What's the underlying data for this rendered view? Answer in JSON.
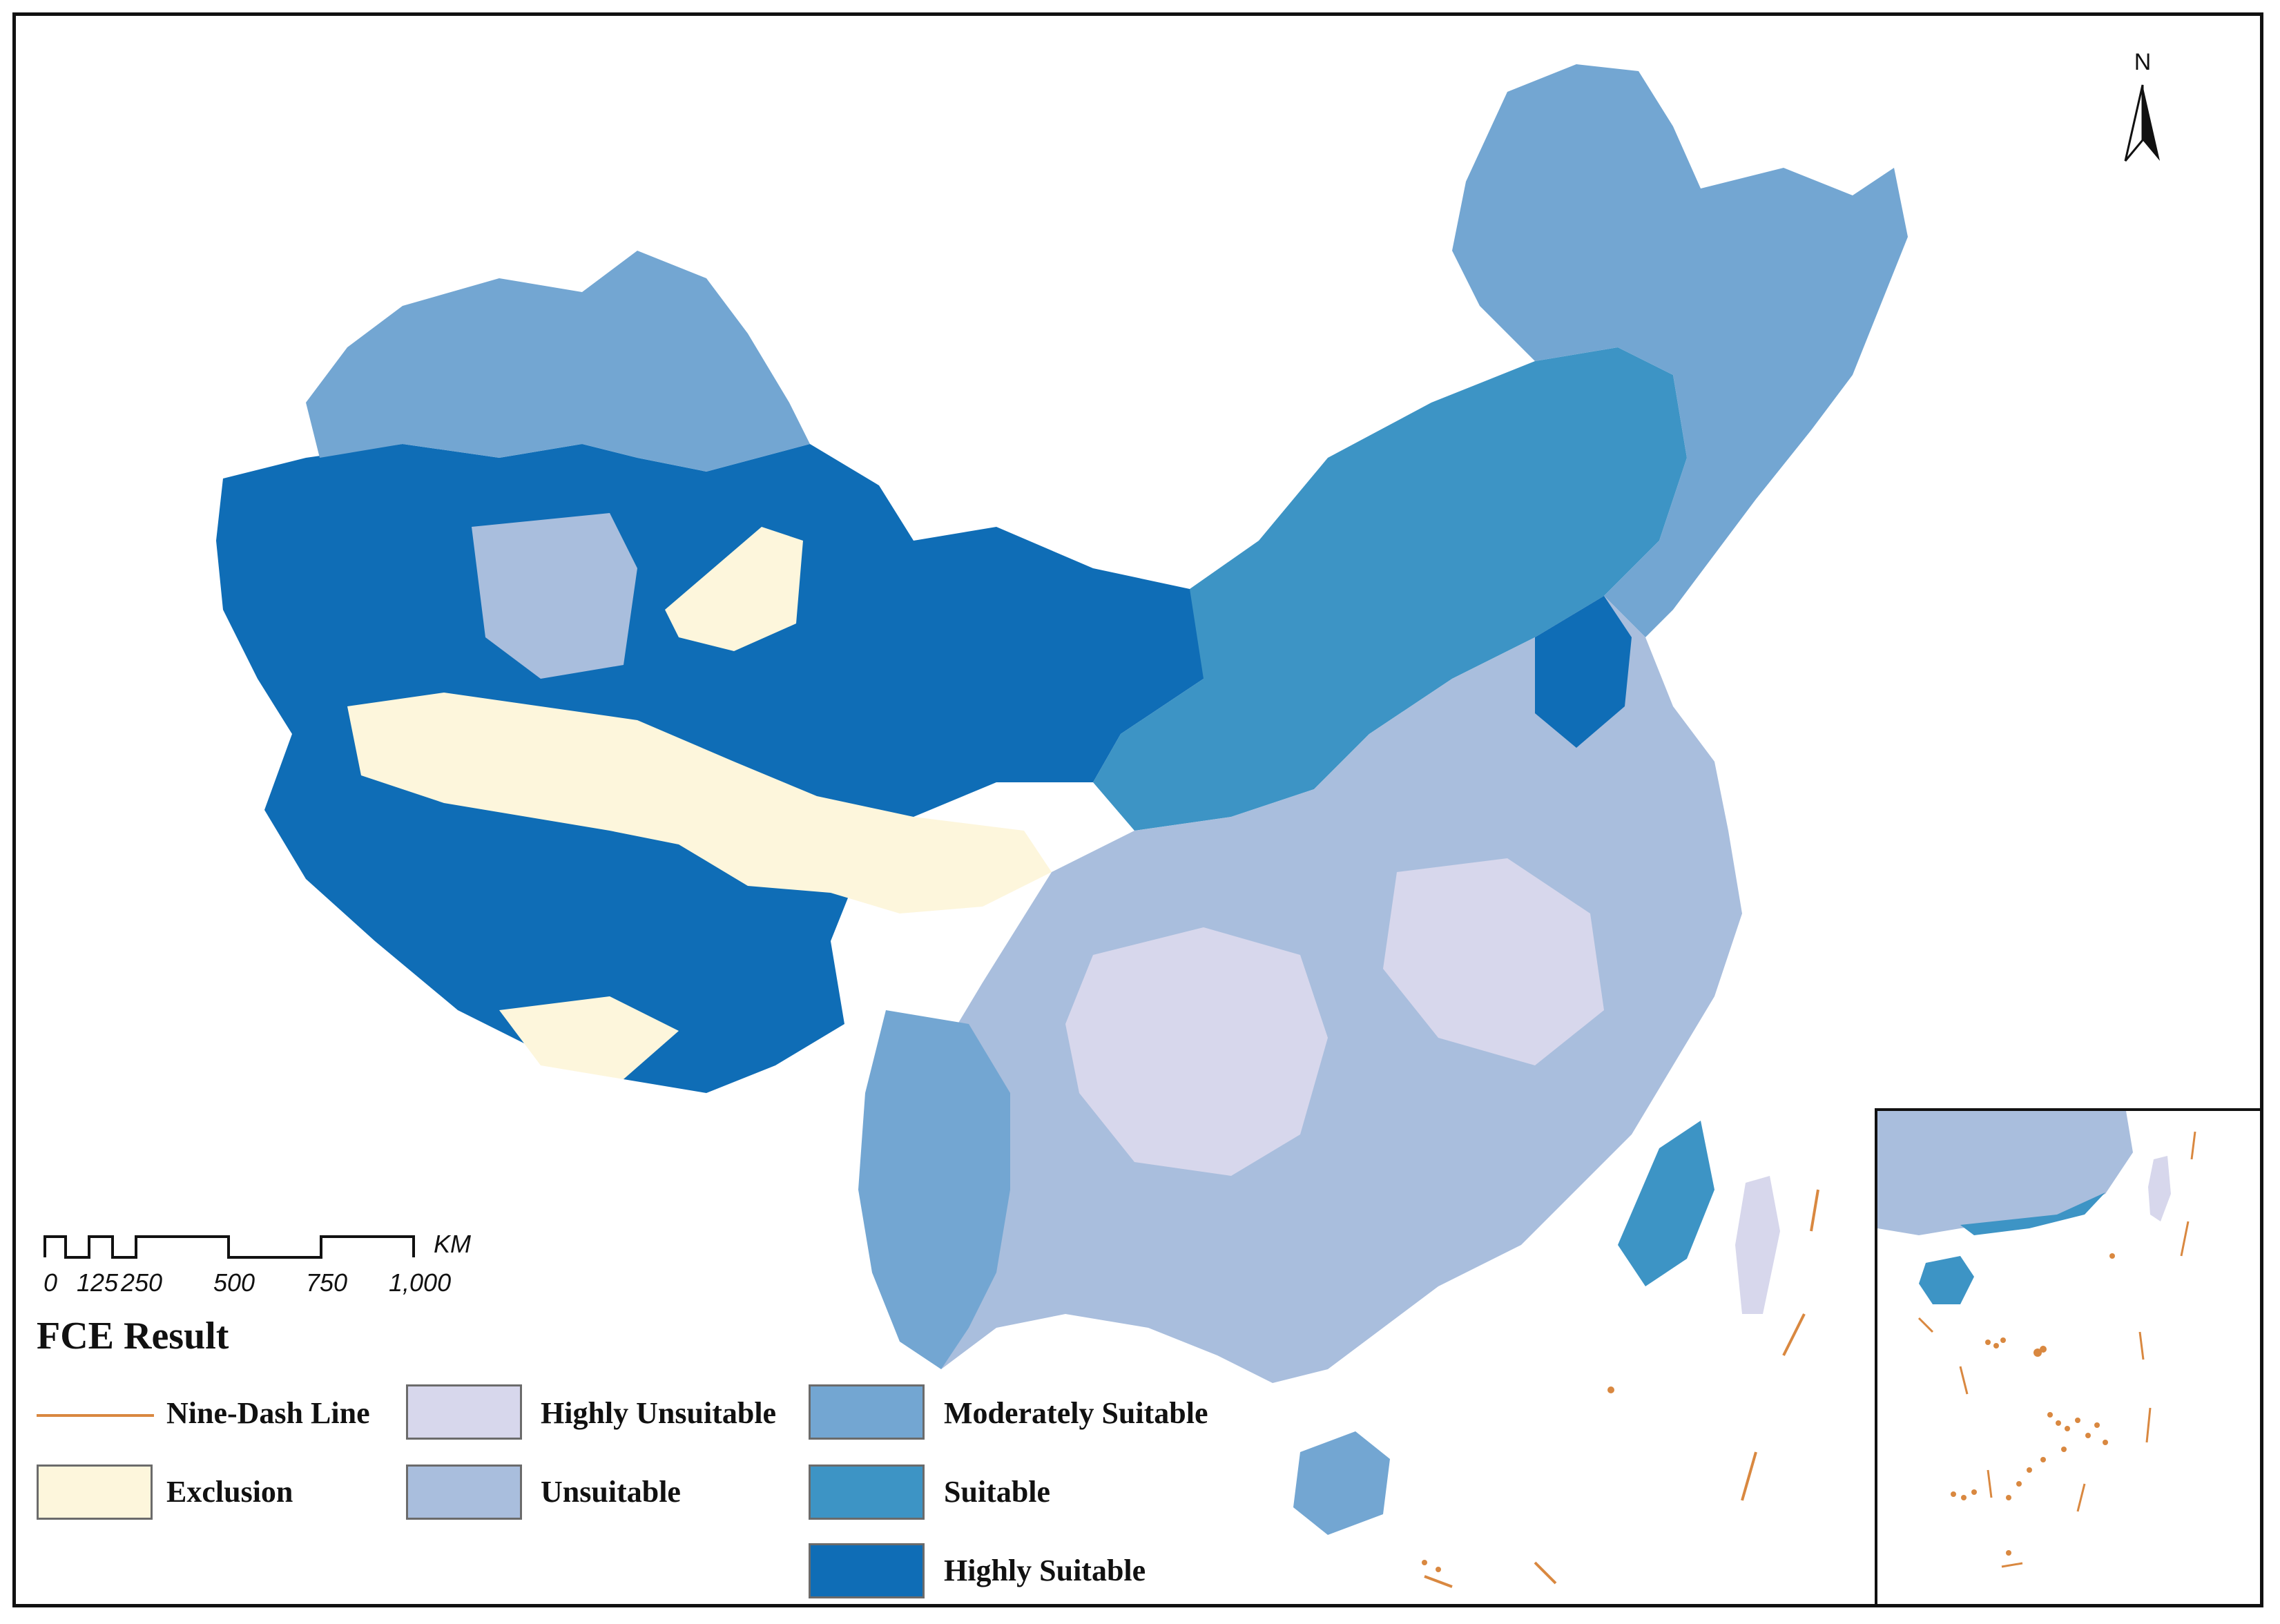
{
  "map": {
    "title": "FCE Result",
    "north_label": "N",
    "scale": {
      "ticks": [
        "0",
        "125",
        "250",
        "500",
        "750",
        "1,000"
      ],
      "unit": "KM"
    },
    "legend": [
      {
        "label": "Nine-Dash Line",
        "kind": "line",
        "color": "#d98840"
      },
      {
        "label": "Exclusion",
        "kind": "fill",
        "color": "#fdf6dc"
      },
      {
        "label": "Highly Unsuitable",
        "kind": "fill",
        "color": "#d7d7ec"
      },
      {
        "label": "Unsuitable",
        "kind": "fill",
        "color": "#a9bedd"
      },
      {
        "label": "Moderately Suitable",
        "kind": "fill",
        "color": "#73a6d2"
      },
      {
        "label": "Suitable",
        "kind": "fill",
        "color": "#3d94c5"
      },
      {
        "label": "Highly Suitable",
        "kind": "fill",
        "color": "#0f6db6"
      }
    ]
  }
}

■ **What the exercise asks**:
Scan the listing above. Collect all lines with the word "Unsuitable".

■ **Result of this task**:
        "label": "Highly Unsuitable",
        "label": "Unsuitable",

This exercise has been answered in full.